§ DATA TO PROCESS
━━━━━━
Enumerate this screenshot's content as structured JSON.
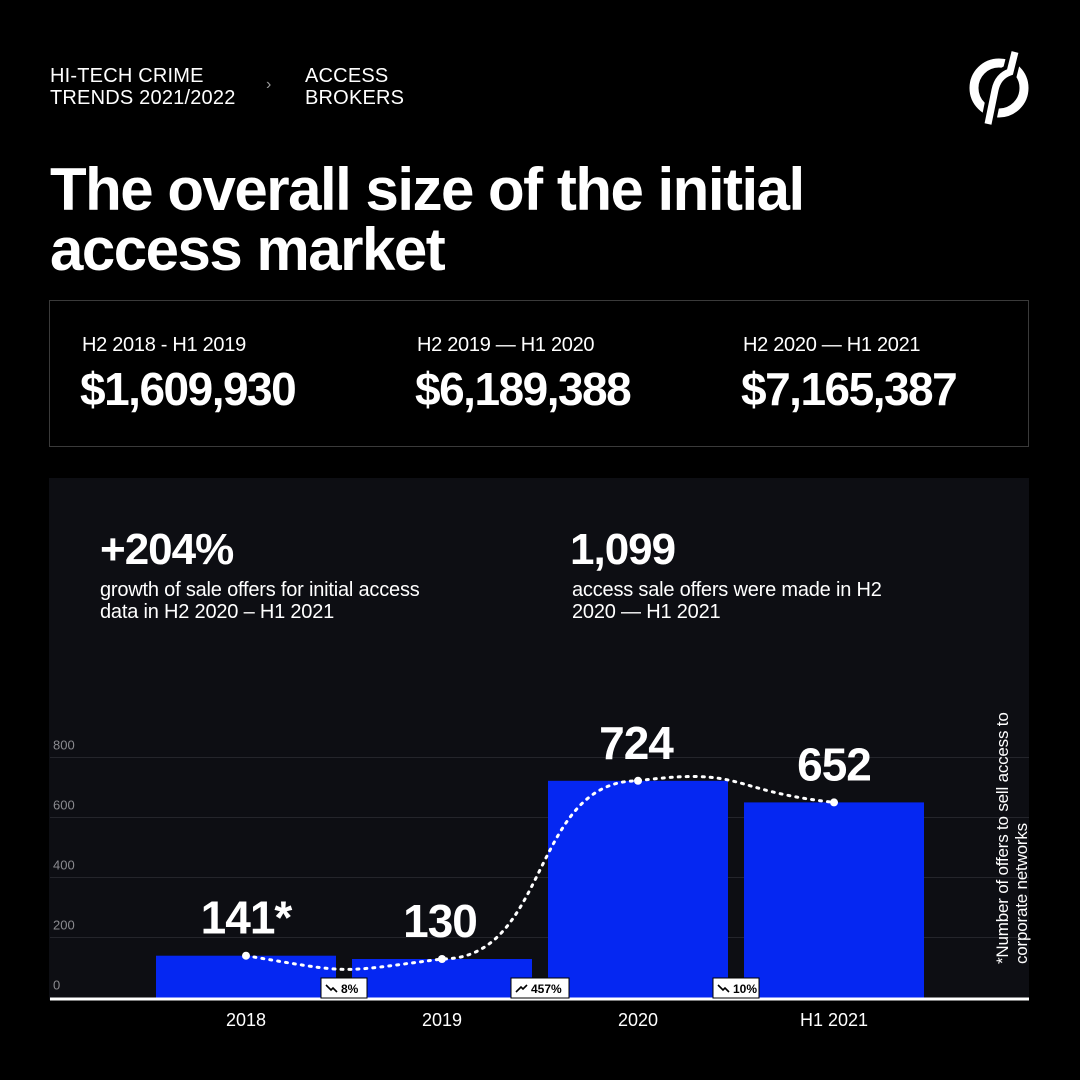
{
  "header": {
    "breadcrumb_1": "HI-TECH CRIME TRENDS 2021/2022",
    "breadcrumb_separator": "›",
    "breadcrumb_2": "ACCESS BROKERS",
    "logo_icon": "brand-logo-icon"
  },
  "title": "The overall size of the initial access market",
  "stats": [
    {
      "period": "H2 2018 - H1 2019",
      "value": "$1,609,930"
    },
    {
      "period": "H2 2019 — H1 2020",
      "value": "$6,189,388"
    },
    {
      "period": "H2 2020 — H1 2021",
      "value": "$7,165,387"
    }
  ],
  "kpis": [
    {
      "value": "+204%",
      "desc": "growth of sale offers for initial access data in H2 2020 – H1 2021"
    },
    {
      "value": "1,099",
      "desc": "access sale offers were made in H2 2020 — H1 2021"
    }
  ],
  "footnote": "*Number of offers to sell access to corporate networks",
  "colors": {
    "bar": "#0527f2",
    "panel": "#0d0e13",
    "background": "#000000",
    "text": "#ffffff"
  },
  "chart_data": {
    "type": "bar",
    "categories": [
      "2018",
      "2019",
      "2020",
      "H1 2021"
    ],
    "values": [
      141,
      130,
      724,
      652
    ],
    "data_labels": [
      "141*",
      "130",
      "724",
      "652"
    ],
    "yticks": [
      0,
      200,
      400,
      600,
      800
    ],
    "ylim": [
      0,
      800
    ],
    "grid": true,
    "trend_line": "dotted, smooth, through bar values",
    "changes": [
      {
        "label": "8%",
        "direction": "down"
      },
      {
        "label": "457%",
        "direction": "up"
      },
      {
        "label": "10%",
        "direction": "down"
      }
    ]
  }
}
━━━━━━
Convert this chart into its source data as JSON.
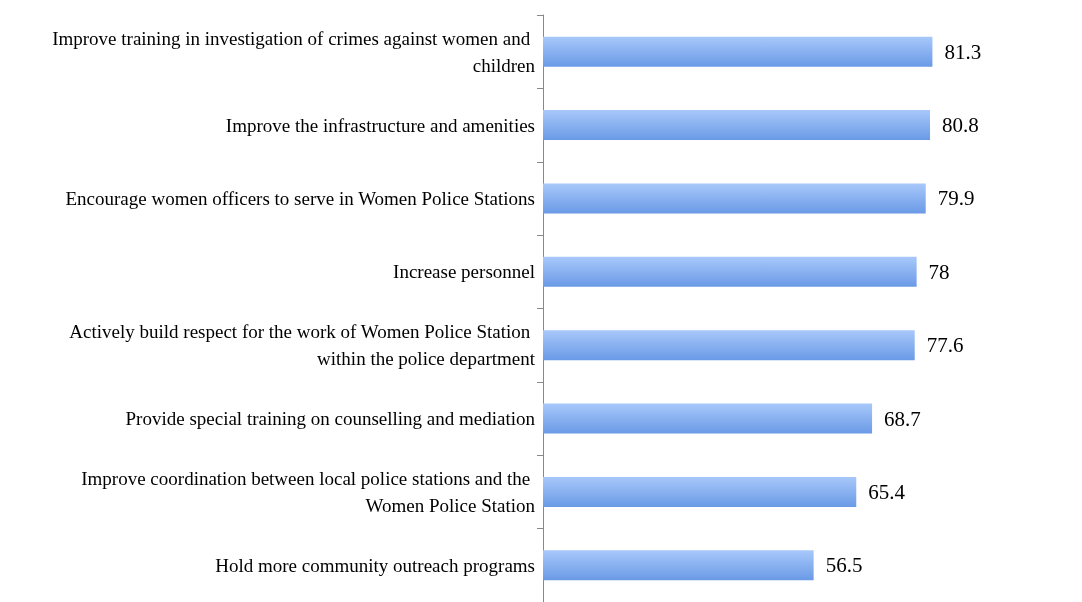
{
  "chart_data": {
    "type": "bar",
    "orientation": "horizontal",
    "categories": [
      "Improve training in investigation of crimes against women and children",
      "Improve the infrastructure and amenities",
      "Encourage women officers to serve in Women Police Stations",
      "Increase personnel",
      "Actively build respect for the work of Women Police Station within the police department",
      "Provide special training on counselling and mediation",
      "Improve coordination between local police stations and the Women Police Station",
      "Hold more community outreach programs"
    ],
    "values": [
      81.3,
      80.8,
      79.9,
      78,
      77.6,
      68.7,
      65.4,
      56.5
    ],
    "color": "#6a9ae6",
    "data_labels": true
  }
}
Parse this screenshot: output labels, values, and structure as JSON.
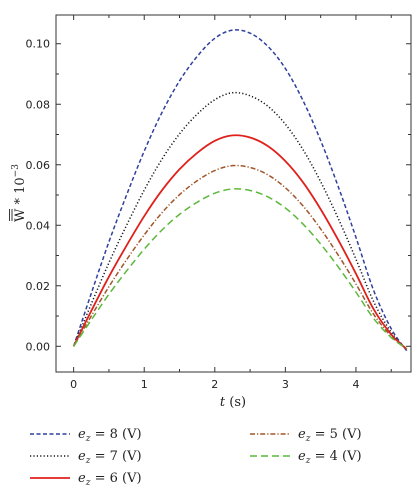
━━━━━━
§ REQUIRED WORK
From the line that has "Convert this chart" through the line that has "Parse this screenshot: output", reproduce each line exactly as it stands and nothing else; do not include any pictures.

§ RESPONSE TO THE EXERCISE
Convert this chart into its source data as JSON.
{
  "chart_data": {
    "type": "bar",
    "orientation": "horizontal",
    "categories": [
      "Improve training in investigation of crimes against women and children",
      "Improve the infrastructure and amenities",
      "Encourage women officers to serve in Women Police Stations",
      "Increase personnel",
      "Actively build respect for the work of Women Police Station within the police department",
      "Provide special training on counselling and mediation",
      "Improve coordination between local police stations and the Women Police Station",
      "Hold more community outreach programs"
    ],
    "values": [
      81.3,
      80.8,
      79.9,
      78,
      77.6,
      68.7,
      65.4,
      56.5
    ],
    "color": "#6a9ae6",
    "data_labels": true
  }
}
Parse this screenshot: output labels, values, and structure as JSON.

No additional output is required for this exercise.